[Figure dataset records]
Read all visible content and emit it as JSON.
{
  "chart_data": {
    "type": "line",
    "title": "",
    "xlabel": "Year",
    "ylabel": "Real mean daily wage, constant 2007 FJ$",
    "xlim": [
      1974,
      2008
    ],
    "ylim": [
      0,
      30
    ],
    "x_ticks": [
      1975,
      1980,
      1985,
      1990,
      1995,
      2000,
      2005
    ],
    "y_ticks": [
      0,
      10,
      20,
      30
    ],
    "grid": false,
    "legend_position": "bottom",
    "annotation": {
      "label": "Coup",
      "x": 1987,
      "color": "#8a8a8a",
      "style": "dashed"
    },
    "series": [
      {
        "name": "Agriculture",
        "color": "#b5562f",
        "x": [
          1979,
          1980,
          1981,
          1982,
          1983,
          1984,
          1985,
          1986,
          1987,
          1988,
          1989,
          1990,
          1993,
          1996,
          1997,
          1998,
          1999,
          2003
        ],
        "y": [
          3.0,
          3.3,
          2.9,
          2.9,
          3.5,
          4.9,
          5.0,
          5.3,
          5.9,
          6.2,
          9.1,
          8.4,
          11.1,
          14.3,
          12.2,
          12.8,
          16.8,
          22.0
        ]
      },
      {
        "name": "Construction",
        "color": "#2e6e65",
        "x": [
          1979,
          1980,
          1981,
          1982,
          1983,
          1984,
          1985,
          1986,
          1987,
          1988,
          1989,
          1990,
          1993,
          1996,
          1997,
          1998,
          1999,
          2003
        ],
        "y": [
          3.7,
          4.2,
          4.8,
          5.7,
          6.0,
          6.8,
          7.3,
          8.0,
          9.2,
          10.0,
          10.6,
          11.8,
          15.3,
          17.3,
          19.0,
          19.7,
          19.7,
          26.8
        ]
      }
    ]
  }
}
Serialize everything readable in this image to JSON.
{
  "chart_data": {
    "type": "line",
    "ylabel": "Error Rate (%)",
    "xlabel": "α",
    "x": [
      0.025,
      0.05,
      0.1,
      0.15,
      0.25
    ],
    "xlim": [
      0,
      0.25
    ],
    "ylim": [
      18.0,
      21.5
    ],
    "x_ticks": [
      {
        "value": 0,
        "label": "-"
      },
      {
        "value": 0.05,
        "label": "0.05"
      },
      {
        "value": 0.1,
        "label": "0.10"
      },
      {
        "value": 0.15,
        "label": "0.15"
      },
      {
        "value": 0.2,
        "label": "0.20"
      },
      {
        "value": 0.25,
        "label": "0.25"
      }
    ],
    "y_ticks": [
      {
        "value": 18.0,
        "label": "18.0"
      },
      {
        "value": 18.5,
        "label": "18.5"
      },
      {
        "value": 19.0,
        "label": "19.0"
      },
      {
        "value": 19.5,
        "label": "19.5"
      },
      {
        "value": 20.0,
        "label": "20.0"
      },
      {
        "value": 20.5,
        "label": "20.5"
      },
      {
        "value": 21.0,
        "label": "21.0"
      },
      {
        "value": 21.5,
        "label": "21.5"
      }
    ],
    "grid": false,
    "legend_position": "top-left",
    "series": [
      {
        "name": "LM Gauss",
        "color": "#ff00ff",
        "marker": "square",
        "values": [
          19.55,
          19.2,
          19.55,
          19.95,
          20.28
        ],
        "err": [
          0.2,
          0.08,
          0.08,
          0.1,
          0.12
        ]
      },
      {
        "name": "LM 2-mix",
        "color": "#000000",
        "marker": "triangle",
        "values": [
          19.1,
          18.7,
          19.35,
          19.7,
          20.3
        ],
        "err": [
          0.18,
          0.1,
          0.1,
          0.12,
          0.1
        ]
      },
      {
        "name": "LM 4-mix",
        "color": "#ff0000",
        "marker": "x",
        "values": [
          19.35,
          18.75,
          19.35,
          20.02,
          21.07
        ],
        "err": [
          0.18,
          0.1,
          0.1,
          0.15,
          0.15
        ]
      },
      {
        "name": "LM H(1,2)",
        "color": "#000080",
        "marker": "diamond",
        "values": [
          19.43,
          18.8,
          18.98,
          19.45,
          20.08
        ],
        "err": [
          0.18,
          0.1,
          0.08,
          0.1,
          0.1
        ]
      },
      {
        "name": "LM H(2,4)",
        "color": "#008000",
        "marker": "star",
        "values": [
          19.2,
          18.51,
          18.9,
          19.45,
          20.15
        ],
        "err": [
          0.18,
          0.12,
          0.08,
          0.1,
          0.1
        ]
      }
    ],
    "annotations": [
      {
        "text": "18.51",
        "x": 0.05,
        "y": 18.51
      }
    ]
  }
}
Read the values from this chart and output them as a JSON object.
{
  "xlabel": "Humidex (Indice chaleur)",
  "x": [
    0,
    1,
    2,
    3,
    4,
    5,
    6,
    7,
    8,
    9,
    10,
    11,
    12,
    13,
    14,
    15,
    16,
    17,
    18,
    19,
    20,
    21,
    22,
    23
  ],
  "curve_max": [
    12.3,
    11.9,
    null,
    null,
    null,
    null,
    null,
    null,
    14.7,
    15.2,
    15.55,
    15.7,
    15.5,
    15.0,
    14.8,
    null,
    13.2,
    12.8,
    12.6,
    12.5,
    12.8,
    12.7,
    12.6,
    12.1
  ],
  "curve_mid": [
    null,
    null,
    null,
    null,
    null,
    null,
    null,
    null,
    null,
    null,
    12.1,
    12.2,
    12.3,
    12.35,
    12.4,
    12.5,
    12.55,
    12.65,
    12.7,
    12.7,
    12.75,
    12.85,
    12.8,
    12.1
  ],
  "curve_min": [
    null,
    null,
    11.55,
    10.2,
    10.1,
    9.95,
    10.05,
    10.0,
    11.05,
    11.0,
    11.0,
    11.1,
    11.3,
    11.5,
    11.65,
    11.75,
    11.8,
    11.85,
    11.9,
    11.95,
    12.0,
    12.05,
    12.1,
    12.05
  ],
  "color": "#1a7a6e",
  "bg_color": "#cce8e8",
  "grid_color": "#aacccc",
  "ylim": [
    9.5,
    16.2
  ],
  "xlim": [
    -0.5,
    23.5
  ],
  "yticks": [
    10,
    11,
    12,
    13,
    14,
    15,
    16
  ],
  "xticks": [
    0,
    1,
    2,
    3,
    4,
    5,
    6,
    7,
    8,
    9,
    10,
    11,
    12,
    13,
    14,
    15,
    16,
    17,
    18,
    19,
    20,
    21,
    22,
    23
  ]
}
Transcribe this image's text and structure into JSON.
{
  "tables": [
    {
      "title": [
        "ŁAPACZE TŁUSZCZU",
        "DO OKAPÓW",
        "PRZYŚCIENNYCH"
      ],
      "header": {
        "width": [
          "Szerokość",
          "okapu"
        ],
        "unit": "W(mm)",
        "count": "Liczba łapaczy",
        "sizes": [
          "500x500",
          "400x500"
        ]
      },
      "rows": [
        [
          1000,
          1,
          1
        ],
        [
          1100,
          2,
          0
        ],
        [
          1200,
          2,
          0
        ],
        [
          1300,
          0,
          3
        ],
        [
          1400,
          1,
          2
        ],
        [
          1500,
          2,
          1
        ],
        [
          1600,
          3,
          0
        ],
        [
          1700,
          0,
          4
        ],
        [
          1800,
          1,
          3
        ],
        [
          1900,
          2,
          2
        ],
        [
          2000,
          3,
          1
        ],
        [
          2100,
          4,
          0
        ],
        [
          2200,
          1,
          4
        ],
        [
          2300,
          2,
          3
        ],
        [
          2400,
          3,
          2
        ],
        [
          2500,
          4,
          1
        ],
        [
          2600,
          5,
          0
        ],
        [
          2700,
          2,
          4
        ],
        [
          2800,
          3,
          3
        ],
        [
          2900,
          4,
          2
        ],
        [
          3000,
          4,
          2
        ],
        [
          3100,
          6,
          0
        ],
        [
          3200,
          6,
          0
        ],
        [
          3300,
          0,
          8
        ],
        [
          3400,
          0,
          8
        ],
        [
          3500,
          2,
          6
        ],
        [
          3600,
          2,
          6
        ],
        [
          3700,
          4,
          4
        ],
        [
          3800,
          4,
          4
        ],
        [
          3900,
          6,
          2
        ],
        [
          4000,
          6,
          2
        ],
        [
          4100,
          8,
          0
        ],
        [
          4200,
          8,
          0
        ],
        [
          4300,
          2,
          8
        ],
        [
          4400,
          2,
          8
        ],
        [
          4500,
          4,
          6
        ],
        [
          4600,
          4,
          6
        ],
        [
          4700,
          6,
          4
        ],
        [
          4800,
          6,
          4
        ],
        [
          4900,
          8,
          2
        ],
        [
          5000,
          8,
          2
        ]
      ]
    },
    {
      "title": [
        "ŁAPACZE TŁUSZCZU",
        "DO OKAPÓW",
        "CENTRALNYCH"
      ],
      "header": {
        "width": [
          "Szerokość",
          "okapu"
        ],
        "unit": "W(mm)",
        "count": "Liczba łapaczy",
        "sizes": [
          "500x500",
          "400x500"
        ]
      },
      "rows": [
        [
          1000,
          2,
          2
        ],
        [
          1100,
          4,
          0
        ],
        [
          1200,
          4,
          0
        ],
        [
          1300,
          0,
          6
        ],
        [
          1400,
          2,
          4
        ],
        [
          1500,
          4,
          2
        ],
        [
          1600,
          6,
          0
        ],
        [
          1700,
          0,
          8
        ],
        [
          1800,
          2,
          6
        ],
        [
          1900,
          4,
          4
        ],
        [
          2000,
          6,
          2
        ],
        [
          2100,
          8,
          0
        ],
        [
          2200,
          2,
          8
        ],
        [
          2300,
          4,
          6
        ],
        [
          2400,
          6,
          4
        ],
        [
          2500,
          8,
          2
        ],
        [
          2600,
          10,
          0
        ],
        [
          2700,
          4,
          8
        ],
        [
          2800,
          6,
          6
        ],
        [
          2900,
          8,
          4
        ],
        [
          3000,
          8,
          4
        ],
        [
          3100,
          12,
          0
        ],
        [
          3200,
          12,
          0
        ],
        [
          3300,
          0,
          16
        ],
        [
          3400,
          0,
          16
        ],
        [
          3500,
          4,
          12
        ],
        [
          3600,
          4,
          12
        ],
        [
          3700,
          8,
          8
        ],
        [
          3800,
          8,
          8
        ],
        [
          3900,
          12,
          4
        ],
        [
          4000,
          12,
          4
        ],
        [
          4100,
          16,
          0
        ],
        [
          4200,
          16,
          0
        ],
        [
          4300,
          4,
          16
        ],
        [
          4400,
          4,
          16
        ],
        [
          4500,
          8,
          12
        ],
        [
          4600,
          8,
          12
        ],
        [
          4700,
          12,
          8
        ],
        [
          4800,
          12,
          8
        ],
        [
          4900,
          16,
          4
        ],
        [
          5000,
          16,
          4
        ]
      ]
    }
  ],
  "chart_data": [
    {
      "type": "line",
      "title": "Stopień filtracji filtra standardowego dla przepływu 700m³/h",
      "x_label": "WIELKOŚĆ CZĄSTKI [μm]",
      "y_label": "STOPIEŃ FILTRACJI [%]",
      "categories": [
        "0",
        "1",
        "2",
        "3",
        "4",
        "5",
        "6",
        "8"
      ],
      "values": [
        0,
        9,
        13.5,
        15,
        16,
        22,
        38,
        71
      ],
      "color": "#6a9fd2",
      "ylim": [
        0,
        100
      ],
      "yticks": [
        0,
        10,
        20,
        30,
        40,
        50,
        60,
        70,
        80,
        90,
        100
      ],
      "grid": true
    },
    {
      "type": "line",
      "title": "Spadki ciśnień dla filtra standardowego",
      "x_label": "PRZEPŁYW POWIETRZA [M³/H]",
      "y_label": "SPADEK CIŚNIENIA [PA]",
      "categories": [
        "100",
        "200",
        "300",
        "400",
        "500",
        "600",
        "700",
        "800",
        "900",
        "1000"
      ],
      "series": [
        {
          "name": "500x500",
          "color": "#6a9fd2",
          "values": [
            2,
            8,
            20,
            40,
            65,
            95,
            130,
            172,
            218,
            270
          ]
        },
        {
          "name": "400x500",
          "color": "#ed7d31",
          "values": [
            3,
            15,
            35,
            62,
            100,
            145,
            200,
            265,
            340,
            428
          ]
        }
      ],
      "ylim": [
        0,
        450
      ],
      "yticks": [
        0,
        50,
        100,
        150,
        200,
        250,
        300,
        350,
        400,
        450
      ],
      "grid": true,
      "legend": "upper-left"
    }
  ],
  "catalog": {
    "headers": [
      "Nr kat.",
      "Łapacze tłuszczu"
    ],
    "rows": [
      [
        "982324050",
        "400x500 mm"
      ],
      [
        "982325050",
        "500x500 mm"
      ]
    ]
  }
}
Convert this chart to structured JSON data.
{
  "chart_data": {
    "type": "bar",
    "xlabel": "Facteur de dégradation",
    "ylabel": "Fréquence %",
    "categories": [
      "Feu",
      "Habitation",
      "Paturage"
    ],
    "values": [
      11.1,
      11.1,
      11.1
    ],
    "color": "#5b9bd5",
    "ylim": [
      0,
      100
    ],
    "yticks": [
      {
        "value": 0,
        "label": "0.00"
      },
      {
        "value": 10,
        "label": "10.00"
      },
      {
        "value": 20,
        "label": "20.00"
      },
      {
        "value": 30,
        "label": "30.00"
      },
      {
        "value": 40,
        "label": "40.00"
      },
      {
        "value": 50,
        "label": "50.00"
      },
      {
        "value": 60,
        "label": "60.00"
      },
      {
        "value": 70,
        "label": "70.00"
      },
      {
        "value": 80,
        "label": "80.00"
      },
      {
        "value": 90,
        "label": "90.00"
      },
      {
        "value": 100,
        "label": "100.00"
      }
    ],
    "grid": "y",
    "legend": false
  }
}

* Task to carry out: Locate the line that contains "Convert this chart to structured JSON data.". Repeat it and every line after it, up to and including the final line, exactly.

* Exercise solution:
Convert this chart to structured JSON data.
{
  "chart_data": {
    "type": "bar",
    "xlabel": "Facteur de dégradation",
    "ylabel": "Fréquence %",
    "categories": [
      "Feu",
      "Habitation",
      "Paturage"
    ],
    "values": [
      11.1,
      11.1,
      11.1
    ],
    "color": "#5b9bd5",
    "ylim": [
      0,
      100
    ],
    "yticks": [
      {
        "value": 0,
        "label": "0.00"
      },
      {
        "value": 10,
        "label": "10.00"
      },
      {
        "value": 20,
        "label": "20.00"
      },
      {
        "value": 30,
        "label": "30.00"
      },
      {
        "value": 40,
        "label": "40.00"
      },
      {
        "value": 50,
        "label": "50.00"
      },
      {
        "value": 60,
        "label": "60.00"
      },
      {
        "value": 70,
        "label": "70.00"
      },
      {
        "value": 80,
        "label": "80.00"
      },
      {
        "value": 90,
        "label": "90.00"
      },
      {
        "value": 100,
        "label": "100.00"
      }
    ],
    "grid": "y",
    "legend": false
  }
}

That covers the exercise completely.